Write out each of these rows again, keeping every line identical.

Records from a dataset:
****************************************
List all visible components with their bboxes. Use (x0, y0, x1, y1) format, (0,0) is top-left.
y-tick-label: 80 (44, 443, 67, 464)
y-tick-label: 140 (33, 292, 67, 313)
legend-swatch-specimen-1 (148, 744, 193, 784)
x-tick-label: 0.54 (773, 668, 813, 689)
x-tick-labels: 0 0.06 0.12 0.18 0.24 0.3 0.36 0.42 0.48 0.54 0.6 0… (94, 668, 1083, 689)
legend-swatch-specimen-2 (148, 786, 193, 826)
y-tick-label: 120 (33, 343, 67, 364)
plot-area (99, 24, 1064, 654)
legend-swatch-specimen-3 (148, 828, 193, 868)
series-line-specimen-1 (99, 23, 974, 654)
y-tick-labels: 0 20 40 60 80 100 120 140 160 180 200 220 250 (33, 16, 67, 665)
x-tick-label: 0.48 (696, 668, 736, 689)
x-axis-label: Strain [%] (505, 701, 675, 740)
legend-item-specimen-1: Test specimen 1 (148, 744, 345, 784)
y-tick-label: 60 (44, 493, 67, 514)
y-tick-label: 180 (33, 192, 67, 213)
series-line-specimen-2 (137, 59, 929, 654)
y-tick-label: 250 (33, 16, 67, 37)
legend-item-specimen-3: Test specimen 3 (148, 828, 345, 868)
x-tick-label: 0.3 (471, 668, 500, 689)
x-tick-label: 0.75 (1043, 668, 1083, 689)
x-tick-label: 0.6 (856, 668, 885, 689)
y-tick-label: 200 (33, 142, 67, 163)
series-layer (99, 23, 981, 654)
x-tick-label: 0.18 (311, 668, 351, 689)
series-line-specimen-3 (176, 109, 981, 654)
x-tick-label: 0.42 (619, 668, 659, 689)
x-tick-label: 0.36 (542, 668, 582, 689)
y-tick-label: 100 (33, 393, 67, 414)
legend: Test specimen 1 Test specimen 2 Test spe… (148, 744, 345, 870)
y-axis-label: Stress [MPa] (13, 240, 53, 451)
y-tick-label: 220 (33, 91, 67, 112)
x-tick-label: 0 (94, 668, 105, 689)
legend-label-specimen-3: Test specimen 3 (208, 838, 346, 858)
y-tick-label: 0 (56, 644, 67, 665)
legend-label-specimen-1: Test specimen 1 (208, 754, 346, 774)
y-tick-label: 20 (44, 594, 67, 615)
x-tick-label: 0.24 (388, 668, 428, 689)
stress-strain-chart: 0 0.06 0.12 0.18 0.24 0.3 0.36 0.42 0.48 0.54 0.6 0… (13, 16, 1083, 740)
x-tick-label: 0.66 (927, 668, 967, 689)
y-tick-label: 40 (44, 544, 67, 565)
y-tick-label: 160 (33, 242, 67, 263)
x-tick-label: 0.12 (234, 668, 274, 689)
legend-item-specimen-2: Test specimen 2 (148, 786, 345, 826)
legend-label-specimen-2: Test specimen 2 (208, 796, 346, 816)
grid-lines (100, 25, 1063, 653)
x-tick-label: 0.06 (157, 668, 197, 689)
****************************************
Exercise output:
List all visible components with their bboxes. Use (x0, y0, x1, y1) format, (0,0) is top-left.
y-tick-label: 80 (44, 443, 67, 464)
y-tick-label: 140 (33, 292, 67, 313)
legend-swatch-specimen-1 (148, 744, 193, 784)
x-tick-label: 0.54 (773, 668, 813, 689)
x-tick-labels: 0 0.06 0.12 0.18 0.24 0.3 0.36 0.42 0.48 0.54 0.6 0… (94, 668, 1083, 689)
legend-swatch-specimen-2 (148, 786, 193, 826)
y-tick-label: 120 (33, 343, 67, 364)
plot-area (99, 24, 1064, 654)
legend-swatch-specimen-3 (148, 828, 193, 868)
series-line-specimen-1 (99, 23, 974, 654)
y-tick-labels: 0 20 40 60 80 100 120 140 160 180 200 220 250 (33, 16, 67, 665)
x-tick-label: 0.48 (696, 668, 736, 689)
x-axis-label: Strain [%] (505, 701, 675, 740)
legend-item-specimen-1: Test specimen 1 (148, 744, 345, 784)
y-tick-label: 60 (44, 493, 67, 514)
y-tick-label: 180 (33, 192, 67, 213)
series-line-specimen-2 (137, 59, 929, 654)
y-tick-label: 250 (33, 16, 67, 37)
legend-item-specimen-3: Test specimen 3 (148, 828, 345, 868)
x-tick-label: 0.3 (471, 668, 500, 689)
x-tick-label: 0.75 (1043, 668, 1083, 689)
x-tick-label: 0.6 (856, 668, 885, 689)
y-tick-label: 200 (33, 142, 67, 163)
series-layer (99, 23, 981, 654)
x-tick-label: 0.18 (311, 668, 351, 689)
series-line-specimen-3 (176, 109, 981, 654)
x-tick-label: 0.42 (619, 668, 659, 689)
x-tick-label: 0.36 (542, 668, 582, 689)
y-tick-label: 100 (33, 393, 67, 414)
legend: Test specimen 1 Test specimen 2 Test spe… (148, 744, 345, 870)
y-axis-label: Stress [MPa] (13, 240, 53, 451)
y-tick-label: 220 (33, 91, 67, 112)
x-tick-label: 0 (94, 668, 105, 689)
legend-label-specimen-3: Test specimen 3 (208, 838, 346, 858)
y-tick-label: 0 (56, 644, 67, 665)
legend-label-specimen-1: Test specimen 1 (208, 754, 346, 774)
y-tick-label: 20 (44, 594, 67, 615)
x-tick-label: 0.24 (388, 668, 428, 689)
stress-strain-chart: 0 0.06 0.12 0.18 0.24 0.3 0.36 0.42 0.48 0.54 0.6 0… (13, 16, 1083, 740)
x-tick-label: 0.66 (927, 668, 967, 689)
y-tick-label: 40 (44, 544, 67, 565)
y-tick-label: 160 (33, 242, 67, 263)
x-tick-label: 0.12 (234, 668, 274, 689)
legend-item-specimen-2: Test specimen 2 (148, 786, 345, 826)
legend-label-specimen-2: Test specimen 2 (208, 796, 346, 816)
grid-lines (100, 25, 1063, 653)
x-tick-label: 0.06 (157, 668, 197, 689)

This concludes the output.